(Stored items)
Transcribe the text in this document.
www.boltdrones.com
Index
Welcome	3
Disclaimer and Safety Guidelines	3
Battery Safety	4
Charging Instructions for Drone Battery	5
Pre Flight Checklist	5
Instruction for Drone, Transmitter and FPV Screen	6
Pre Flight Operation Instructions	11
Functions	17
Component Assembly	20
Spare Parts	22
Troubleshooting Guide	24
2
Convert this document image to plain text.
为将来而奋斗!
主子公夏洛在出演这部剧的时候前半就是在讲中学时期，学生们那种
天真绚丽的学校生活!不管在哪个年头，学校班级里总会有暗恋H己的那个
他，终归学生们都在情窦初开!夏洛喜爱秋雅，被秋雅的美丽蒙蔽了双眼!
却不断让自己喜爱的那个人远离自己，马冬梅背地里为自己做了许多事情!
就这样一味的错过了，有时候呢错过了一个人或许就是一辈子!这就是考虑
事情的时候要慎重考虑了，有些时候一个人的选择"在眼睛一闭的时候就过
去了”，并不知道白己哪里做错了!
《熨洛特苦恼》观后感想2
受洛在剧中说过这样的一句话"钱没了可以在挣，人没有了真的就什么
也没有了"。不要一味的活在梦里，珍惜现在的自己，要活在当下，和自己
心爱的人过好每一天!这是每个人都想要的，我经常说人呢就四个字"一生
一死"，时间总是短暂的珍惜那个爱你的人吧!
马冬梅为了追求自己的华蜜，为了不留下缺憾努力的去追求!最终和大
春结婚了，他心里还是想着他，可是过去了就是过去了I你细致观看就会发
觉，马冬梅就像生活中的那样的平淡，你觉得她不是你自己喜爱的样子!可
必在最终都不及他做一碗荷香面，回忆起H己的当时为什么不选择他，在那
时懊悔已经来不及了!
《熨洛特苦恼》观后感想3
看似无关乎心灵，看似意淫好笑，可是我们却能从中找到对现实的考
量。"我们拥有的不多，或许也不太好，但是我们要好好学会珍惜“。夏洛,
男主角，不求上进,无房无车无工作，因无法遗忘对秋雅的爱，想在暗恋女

### Task statement
Take the records above and return them exactly as written.

### In response
Transcribe the text in this document.
www.boltdrones.com
Index
Welcome	3
Disclaimer and Safety Guidelines	3
Battery Safety	4
Charging Instructions for Drone Battery	5
Pre Flight Checklist	5
Instruction for Drone, Transmitter and FPV Screen	6
Pre Flight Operation Instructions	11
Functions	17
Component Assembly	20
Spare Parts	22
Troubleshooting Guide	24
2
Convert this document image to plain text.
为将来而奋斗!
主子公夏洛在出演这部剧的时候前半就是在讲中学时期，学生们那种
天真绚丽的学校生活!不管在哪个年头，学校班级里总会有暗恋H己的那个
他，终归学生们都在情窦初开!夏洛喜爱秋雅，被秋雅的美丽蒙蔽了双眼!
却不断让自己喜爱的那个人远离自己，马冬梅背地里为自己做了许多事情!
就这样一味的错过了，有时候呢错过了一个人或许就是一辈子!这就是考虑
事情的时候要慎重考虑了，有些时候一个人的选择"在眼睛一闭的时候就过
去了”，并不知道白己哪里做错了!
《熨洛特苦恼》观后感想2
受洛在剧中说过这样的一句话"钱没了可以在挣，人没有了真的就什么
也没有了"。不要一味的活在梦里，珍惜现在的自己，要活在当下，和自己
心爱的人过好每一天!这是每个人都想要的，我经常说人呢就四个字"一生
一死"，时间总是短暂的珍惜那个爱你的人吧!
马冬梅为了追求自己的华蜜，为了不留下缺憾努力的去追求!最终和大
春结婚了，他心里还是想着他，可是过去了就是过去了I你细致观看就会发
觉，马冬梅就像生活中的那样的平淡，你觉得她不是你自己喜爱的样子!可
必在最终都不及他做一碗荷香面，回忆起H己的当时为什么不选择他，在那
时懊悔已经来不及了!
《熨洛特苦恼》观后感想3
看似无关乎心灵，看似意淫好笑，可是我们却能从中找到对现实的考
量。"我们拥有的不多，或许也不太好，但是我们要好好学会珍惜“。夏洛,
男主角，不求上进,无房无车无工作，因无法遗忘对秋雅的爱，想在暗恋女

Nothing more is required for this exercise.